**作業指示**
下に示すVGGのTensorFlow実装についての解説文を、最後の文に続けて書き継いでください。

**原文抜粋**
%%

このような書き方にならってTensorFlowでも実装すると、左のようなかたちとなります。

cgfは同じで、まずtflayersという入れ物を用意して、このリストのチャネル数に従ってアウトプットのチャネルを変えつつ、Convolutionを入れたり、Mが入っている場合は、Max Poolingを入れたりしてリストにモデルを入れて、最終的にtf.keras.SequentialでConvolution層を構築します。

例えばここの数字、「64, 64, 'M', 128, 128, 'M'」というのは、先ほどの図でいうと、ここの「64、64、Max Pooling、128、128、Max Pooling」に該当します。

featureの特徴抽出器およびclassifierレイヤーの定義

これでConvolution層の定義が終わったので、続いては右側のメインのVGGのfeatureの特徴抽出器およびclassifierレイヤーの定義を行います。

右の元実装を見てみると、self.featuresは、先ほどの特徴抽出器のConvolution層に該当するので、make_layersで作ったレイヤーをここに入れてます。

続いてavgpoolは実はあまり意味がなくて、実際はflatten(平坦化)するだけの役割となっています。

self.classifierでは、最後にFC層として3つのLinear層があって、その間にReLUとDropoutが挟まっているかたちになっています。

forwardレイヤーでは、特徴抽出、平坦化、そしてclassifierでクラス数分の予測を行います。このようなモデルをTensorFlowで実装すると、左のようなかたちとなります。

TensorFlowの場合は、tf.keras.Modelで定義をして、featuresは同じですね。Flattenレイヤーとして、PyTorchの場合もflattenで平坦化しているのですが、TensorFlowもlayers.Flattenを用意して、のちほど平坦化を行います。

classifierの定義は、LinearがDenceに該当するので、Denseの4096。TensorFlowの場合は、Denseの中でactivationを定義できるので、より短く書くことができます。そしてDropoutを挟んで、最終的に3つのLinearレイヤーからなっています。

ここのcallの部分ですが、若干の違いがあります。TensorFlowの場合は、self.featuresで得られた特徴マップは、[B,H,W,C]と、Cがラストチャネルの形式になっているのですが、PyTorchの場合は、ファーストチャネルとなっているので、ここで軸を入れ替える必要があります。

ここでは、tf.transposeという操作を行うことによって、PyTorchの場合と同様の軸の順番で推論が行えるようになっています。

%%

ページ領域分割データ:
%%

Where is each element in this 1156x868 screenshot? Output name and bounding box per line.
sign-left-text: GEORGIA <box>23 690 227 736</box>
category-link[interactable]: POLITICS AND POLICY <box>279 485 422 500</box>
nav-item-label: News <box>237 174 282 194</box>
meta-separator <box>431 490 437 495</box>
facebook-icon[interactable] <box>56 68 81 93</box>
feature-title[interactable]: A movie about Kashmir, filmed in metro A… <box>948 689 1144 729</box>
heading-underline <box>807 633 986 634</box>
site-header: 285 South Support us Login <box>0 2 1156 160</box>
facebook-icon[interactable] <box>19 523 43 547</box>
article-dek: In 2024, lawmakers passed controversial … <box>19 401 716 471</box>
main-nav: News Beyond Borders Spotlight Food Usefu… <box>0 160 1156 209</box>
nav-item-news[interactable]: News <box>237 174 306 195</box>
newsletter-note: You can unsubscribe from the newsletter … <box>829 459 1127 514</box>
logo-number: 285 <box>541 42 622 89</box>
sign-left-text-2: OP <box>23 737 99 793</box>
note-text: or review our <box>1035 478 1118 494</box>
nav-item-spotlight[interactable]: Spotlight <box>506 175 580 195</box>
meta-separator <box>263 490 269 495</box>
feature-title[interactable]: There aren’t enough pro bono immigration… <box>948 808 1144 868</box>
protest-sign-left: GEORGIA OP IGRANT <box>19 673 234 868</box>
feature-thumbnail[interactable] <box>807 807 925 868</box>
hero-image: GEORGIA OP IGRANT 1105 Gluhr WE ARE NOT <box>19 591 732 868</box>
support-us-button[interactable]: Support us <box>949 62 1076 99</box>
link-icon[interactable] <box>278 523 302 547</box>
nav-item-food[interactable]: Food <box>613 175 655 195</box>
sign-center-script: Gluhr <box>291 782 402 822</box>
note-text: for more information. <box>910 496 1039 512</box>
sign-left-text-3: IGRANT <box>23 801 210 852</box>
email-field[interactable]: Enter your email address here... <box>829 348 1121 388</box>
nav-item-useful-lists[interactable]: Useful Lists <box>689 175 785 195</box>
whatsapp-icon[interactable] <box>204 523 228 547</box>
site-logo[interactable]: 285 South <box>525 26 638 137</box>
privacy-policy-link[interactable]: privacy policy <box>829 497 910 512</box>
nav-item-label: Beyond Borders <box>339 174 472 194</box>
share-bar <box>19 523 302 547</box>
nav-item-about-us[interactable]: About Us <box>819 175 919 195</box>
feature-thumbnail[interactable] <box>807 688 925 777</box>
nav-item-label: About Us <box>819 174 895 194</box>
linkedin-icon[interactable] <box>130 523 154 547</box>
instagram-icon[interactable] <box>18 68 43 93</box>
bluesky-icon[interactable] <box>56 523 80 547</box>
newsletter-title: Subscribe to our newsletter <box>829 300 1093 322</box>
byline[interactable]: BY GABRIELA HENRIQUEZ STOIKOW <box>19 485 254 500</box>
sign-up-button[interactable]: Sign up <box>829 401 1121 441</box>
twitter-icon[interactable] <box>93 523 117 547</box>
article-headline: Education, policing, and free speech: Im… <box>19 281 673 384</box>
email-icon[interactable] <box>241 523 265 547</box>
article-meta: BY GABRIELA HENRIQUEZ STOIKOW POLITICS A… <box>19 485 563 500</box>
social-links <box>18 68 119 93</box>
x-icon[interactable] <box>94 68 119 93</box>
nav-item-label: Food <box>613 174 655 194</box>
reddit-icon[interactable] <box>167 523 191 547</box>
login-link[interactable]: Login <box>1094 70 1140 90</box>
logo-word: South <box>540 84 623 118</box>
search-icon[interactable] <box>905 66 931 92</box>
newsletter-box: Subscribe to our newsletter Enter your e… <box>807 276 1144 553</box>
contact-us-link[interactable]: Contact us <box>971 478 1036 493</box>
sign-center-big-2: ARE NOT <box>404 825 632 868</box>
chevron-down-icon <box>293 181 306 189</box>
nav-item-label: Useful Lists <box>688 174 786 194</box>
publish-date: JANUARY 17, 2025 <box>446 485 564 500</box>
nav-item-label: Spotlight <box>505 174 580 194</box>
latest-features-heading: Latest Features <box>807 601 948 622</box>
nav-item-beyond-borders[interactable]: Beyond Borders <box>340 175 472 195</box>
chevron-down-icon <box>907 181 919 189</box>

%%

**解答**
そのあとにflattenで平坦化を行って、classifierで分類を行うようなモデルとなっています。ここまででモデル定義の比較というのを行ってきました。

実際に定義できたので、これらのWeightをちょっと見ていきたいと思います。

TFVGGのname、shapeの表示です。torchvision.models.vgg16のname、shapeの表示結果がこのようになります。

conv2dのkernelとbias。それから、Linear、Dense層のkernelとbiasが重みの中身となっています。

ここで注意が必要なのは、conv2dのkernelの場合は軸が4つあって、それぞれ正しく入れ替える必要があるというところと、denseのkernelも軸を0番目と1番目で入れ替える必要があるというところです。

PyTorchからTensorFlowへの重みの移植

というわけで最後に、PyTorchからTensorFlowへ重みの移植を行っていきます。

手順は、はじめに説明したとおりですが、torchのparamとkeyを取得して、上から順番に中身を見ていきます。今回はtconvのkernelは4つの軸があるので、このように軸の入れ替え操作を行います。

2つの場合は、Linear層のWeightに該当するので、その1と0を入れ替えるというif文を使っています。

biasの場合は、そのまま入れてあげる操作を行っています。この操作を行うことによって、モデルの移植が完了します。

最後に、Sanity checkを行います。もとのPyTorchからTFVGGに重みを移植したもので、それぞれ同じインプットを入力として出力を行って、そのアウトプットの絶対値の差の平均を取っています。

例えばこの場合だと、4.7掛けるeのマイナス7乗という非常に小さい値でdiffが取れているので、重み移植が成功であることがわかります。

というわけで、ここまでで実践的なTensorFlow、PyTorchのモデル移植の説明を行ってきました。

セッションのまとめ

最後にまとめです。今回は4つの項目についてお話ししました。まずはTensorFlow/PyTorchのモデル実装の基礎ということで、TensorFlowとPyTorchが似た書き方で書けるというところを説明しました。

続いてTensorFlow/PyTorchの比較では、主な違いとしてチャネルの違いや、featureを書く必要性の違いを説明をしました。

そして3番目は、TensorFlow/PyTorchの重み変換のテクニックとして、どういうふうに重みを取得するか、そしてどういうふうに移植するかを説明しました。

そして最後に、実際にTensorFlow/PyTorchのモデル移植というところで、VGG16を題材に、実際にモデルを移植して、Weightを移植して、最後に重みが正しく移植できているかを確認しました。

本来は日本語「RoBERTa」をTensorFlowからPyTorchに移植するという内容も考えていたのですが、今回は時間の都合上で入れることができなかったので、またなにかの機会に紹介できればなと思っています。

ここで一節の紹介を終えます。